Task prompt: Every entry that follows should be reproduced exactly.

Information shown:
* start *

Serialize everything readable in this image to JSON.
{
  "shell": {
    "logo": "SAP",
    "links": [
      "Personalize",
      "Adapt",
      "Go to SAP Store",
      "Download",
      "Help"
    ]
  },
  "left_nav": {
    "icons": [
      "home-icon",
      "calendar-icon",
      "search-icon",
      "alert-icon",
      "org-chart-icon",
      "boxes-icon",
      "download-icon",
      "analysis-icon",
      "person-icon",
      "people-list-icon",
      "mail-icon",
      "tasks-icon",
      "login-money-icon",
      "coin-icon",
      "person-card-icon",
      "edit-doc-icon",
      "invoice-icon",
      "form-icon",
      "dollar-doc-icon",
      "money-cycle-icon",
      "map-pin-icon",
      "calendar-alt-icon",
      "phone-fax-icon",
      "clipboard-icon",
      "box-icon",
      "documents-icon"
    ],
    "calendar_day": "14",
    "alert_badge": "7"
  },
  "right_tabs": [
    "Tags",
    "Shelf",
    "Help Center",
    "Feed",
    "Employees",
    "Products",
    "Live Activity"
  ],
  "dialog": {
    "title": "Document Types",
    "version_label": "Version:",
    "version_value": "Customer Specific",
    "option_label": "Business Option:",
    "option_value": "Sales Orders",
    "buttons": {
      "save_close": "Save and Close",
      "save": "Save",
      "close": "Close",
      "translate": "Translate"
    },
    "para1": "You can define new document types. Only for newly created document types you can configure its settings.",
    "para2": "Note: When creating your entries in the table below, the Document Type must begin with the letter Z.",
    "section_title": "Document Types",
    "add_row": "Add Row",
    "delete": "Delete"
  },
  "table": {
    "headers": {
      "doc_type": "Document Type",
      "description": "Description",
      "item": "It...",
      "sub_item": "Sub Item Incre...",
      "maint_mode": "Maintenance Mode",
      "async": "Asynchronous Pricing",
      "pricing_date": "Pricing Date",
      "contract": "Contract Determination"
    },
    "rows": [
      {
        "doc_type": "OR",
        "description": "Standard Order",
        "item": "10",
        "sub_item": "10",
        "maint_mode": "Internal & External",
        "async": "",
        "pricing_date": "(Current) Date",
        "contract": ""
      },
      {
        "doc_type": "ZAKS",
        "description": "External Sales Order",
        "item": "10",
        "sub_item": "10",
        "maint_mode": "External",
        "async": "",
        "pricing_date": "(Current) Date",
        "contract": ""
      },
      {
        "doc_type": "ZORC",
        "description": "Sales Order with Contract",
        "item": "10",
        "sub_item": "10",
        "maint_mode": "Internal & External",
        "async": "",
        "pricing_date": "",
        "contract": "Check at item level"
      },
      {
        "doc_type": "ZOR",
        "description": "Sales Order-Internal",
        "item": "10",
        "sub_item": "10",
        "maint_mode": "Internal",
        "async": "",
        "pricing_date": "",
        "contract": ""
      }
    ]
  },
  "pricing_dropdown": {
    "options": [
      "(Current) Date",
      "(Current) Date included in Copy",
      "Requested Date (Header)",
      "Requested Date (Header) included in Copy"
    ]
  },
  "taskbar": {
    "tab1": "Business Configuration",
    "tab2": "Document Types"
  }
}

* end *

Answer to this problem:
Serialize everything readable in this image to JSON.
{
  "shell": {
    "logo": "SAP",
    "links": [
      "Personalize",
      "Adapt",
      "Go to SAP Store",
      "Download",
      "Help"
    ]
  },
  "left_nav": {
    "icons": [
      "home-icon",
      "calendar-icon",
      "search-icon",
      "alert-icon",
      "org-chart-icon",
      "boxes-icon",
      "download-icon",
      "analysis-icon",
      "person-icon",
      "people-list-icon",
      "mail-icon",
      "tasks-icon",
      "login-money-icon",
      "coin-icon",
      "person-card-icon",
      "edit-doc-icon",
      "invoice-icon",
      "form-icon",
      "dollar-doc-icon",
      "money-cycle-icon",
      "map-pin-icon",
      "calendar-alt-icon",
      "phone-fax-icon",
      "clipboard-icon",
      "box-icon",
      "documents-icon"
    ],
    "calendar_day": "14",
    "alert_badge": "7"
  },
  "right_tabs": [
    "Tags",
    "Shelf",
    "Help Center",
    "Feed",
    "Employees",
    "Products",
    "Live Activity"
  ],
  "dialog": {
    "title": "Document Types",
    "version_label": "Version:",
    "version_value": "Customer Specific",
    "option_label": "Business Option:",
    "option_value": "Sales Orders",
    "buttons": {
      "save_close": "Save and Close",
      "save": "Save",
      "close": "Close",
      "translate": "Translate"
    },
    "para1": "You can define new document types. Only for newly created document types you can configure its settings.",
    "para2": "Note: When creating your entries in the table below, the Document Type must begin with the letter Z.",
    "section_title": "Document Types",
    "add_row": "Add Row",
    "delete": "Delete"
  },
  "table": {
    "headers": {
      "doc_type": "Document Type",
      "description": "Description",
      "item": "It...",
      "sub_item": "Sub Item Incre...",
      "maint_mode": "Maintenance Mode",
      "async": "Asynchronous Pricing",
      "pricing_date": "Pricing Date",
      "contract": "Contract Determination"
    },
    "rows": [
      {
        "doc_type": "OR",
        "description": "Standard Order",
        "item": "10",
        "sub_item": "10",
        "maint_mode": "Internal & External",
        "async": "",
        "pricing_date": "(Current) Date",
        "contract": ""
      },
      {
        "doc_type": "ZAKS",
        "description": "External Sales Order",
        "item": "10",
        "sub_item": "10",
        "maint_mode": "External",
        "async": "",
        "pricing_date": "(Current) Date",
        "contract": ""
      },
      {
        "doc_type": "ZORC",
        "description": "Sales Order with Contract",
        "item": "10",
        "sub_item": "10",
        "maint_mode": "Internal & External",
        "async": "",
        "pricing_date": "",
        "contract": "Check at item level"
      },
      {
        "doc_type": "ZOR",
        "description": "Sales Order-Internal",
        "item": "10",
        "sub_item": "10",
        "maint_mode": "Internal",
        "async": "",
        "pricing_date": "",
        "contract": ""
      }
    ]
  },
  "pricing_dropdown": {
    "options": [
      "(Current) Date",
      "(Current) Date included in Copy",
      "Requested Date (Header)",
      "Requested Date (Header) included in Copy"
    ]
  },
  "taskbar": {
    "tab1": "Business Configuration",
    "tab2": "Document Types"
  }
}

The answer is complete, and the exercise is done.